**What the task asks:** Reproduce all of the material word for word.

- - -

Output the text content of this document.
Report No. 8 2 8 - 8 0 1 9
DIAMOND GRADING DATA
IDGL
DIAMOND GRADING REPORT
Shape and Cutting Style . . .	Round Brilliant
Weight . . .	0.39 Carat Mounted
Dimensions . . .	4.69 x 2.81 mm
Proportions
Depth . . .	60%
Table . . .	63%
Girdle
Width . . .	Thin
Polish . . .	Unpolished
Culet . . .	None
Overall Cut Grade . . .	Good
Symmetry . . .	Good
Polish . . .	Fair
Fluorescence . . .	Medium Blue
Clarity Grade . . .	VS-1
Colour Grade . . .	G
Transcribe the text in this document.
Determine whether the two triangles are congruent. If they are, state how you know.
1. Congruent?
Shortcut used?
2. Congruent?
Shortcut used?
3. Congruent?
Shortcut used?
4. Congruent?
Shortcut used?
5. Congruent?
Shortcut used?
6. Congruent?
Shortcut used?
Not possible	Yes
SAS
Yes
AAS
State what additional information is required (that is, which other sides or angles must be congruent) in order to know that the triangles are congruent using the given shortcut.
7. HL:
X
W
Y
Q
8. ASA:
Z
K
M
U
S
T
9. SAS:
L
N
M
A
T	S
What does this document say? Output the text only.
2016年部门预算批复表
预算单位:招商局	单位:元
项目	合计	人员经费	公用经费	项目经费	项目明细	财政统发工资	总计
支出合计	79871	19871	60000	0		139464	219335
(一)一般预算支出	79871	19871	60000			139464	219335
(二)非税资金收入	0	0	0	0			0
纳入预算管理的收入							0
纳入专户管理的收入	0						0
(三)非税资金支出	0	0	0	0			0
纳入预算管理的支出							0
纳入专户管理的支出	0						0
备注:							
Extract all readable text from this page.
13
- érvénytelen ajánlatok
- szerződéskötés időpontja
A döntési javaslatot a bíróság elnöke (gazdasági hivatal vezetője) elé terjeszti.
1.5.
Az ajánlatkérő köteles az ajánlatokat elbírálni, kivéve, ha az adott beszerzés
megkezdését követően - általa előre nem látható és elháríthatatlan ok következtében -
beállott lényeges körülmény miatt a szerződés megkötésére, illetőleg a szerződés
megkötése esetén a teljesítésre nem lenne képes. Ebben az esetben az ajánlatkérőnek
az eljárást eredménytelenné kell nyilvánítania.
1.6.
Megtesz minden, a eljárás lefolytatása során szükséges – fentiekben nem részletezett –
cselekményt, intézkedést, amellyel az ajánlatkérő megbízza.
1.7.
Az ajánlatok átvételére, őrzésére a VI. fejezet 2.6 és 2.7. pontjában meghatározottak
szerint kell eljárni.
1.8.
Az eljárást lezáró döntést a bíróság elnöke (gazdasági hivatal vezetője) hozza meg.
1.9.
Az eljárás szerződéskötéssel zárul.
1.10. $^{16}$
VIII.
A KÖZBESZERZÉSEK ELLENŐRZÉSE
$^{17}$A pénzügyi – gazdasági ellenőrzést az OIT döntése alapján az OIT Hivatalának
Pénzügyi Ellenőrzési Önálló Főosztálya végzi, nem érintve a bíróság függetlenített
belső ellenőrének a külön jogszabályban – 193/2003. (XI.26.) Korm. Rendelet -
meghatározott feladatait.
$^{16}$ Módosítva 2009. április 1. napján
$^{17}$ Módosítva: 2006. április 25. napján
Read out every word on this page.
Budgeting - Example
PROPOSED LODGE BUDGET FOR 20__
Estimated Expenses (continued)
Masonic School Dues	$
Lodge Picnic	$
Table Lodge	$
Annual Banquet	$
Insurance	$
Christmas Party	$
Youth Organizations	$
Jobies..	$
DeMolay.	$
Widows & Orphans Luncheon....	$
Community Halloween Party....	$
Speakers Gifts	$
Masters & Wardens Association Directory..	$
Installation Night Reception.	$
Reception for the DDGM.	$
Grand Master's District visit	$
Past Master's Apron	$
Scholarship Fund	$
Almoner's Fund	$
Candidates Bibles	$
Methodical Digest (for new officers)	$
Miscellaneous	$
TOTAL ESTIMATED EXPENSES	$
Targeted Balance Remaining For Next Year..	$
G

- - -

**Written answer:**
Output the text content of this document.
Report No. 8 2 8 - 8 0 1 9
DIAMOND GRADING DATA
IDGL
DIAMOND GRADING REPORT
Shape and Cutting Style . . .	Round Brilliant
Weight . . .	0.39 Carat Mounted
Dimensions . . .	4.69 x 2.81 mm
Proportions
Depth . . .	60%
Table . . .	63%
Girdle
Width . . .	Thin
Polish . . .	Unpolished
Culet . . .	None
Overall Cut Grade . . .	Good
Symmetry . . .	Good
Polish . . .	Fair
Fluorescence . . .	Medium Blue
Clarity Grade . . .	VS-1
Colour Grade . . .	G
Transcribe the text in this document.
Determine whether the two triangles are congruent. If they are, state how you know.
1. Congruent?
Shortcut used?
2. Congruent?
Shortcut used?
3. Congruent?
Shortcut used?
4. Congruent?
Shortcut used?
5. Congruent?
Shortcut used?
6. Congruent?
Shortcut used?
Not possible	Yes
SAS
Yes
AAS
State what additional information is required (that is, which other sides or angles must be congruent) in order to know that the triangles are congruent using the given shortcut.
7. HL:
X
W
Y
Q
8. ASA:
Z
K
M
U
S
T
9. SAS:
L
N
M
A
T	S
What does this document say? Output the text only.
2016年部门预算批复表
预算单位:招商局	单位:元
项目	合计	人员经费	公用经费	项目经费	项目明细	财政统发工资	总计
支出合计	79871	19871	60000	0		139464	219335
(一)一般预算支出	79871	19871	60000			139464	219335
(二)非税资金收入	0	0	0	0			0
纳入预算管理的收入							0
纳入专户管理的收入	0						0
(三)非税资金支出	0	0	0	0			0
纳入预算管理的支出							0
纳入专户管理的支出	0						0
备注:							
Extract all readable text from this page.
13
- érvénytelen ajánlatok
- szerződéskötés időpontja
A döntési javaslatot a bíróság elnöke (gazdasági hivatal vezetője) elé terjeszti.
1.5.
Az ajánlatkérő köteles az ajánlatokat elbírálni, kivéve, ha az adott beszerzés
megkezdését követően - általa előre nem látható és elháríthatatlan ok következtében -
beállott lényeges körülmény miatt a szerződés megkötésére, illetőleg a szerződés
megkötése esetén a teljesítésre nem lenne képes. Ebben az esetben az ajánlatkérőnek
az eljárást eredménytelenné kell nyilvánítania.
1.6.
Megtesz minden, a eljárás lefolytatása során szükséges – fentiekben nem részletezett –
cselekményt, intézkedést, amellyel az ajánlatkérő megbízza.
1.7.
Az ajánlatok átvételére, őrzésére a VI. fejezet 2.6 és 2.7. pontjában meghatározottak
szerint kell eljárni.
1.8.
Az eljárást lezáró döntést a bíróság elnöke (gazdasági hivatal vezetője) hozza meg.
1.9.
Az eljárás szerződéskötéssel zárul.
1.10. $^{16}$
VIII.
A KÖZBESZERZÉSEK ELLENŐRZÉSE
$^{17}$A pénzügyi – gazdasági ellenőrzést az OIT döntése alapján az OIT Hivatalának
Pénzügyi Ellenőrzési Önálló Főosztálya végzi, nem érintve a bíróság függetlenített
belső ellenőrének a külön jogszabályban – 193/2003. (XI.26.) Korm. Rendelet -
meghatározott feladatait.
$^{16}$ Módosítva 2009. április 1. napján
$^{17}$ Módosítva: 2006. április 25. napján
Read out every word on this page.
Budgeting - Example
PROPOSED LODGE BUDGET FOR 20__
Estimated Expenses (continued)
Masonic School Dues	$
Lodge Picnic	$
Table Lodge	$
Annual Banquet	$
Insurance	$
Christmas Party	$
Youth Organizations	$
Jobies..	$
DeMolay.	$
Widows & Orphans Luncheon....	$
Community Halloween Party....	$
Speakers Gifts	$
Masters & Wardens Association Directory..	$
Installation Night Reception.	$
Reception for the DDGM.	$
Grand Master's District visit	$
Past Master's Apron	$
Scholarship Fund	$
Almoner's Fund	$
Candidates Bibles	$
Methodical Digest (for new officers)	$
Miscellaneous	$
TOTAL ESTIMATED EXPENSES	$
Targeted Balance Remaining For Next Year..	$
G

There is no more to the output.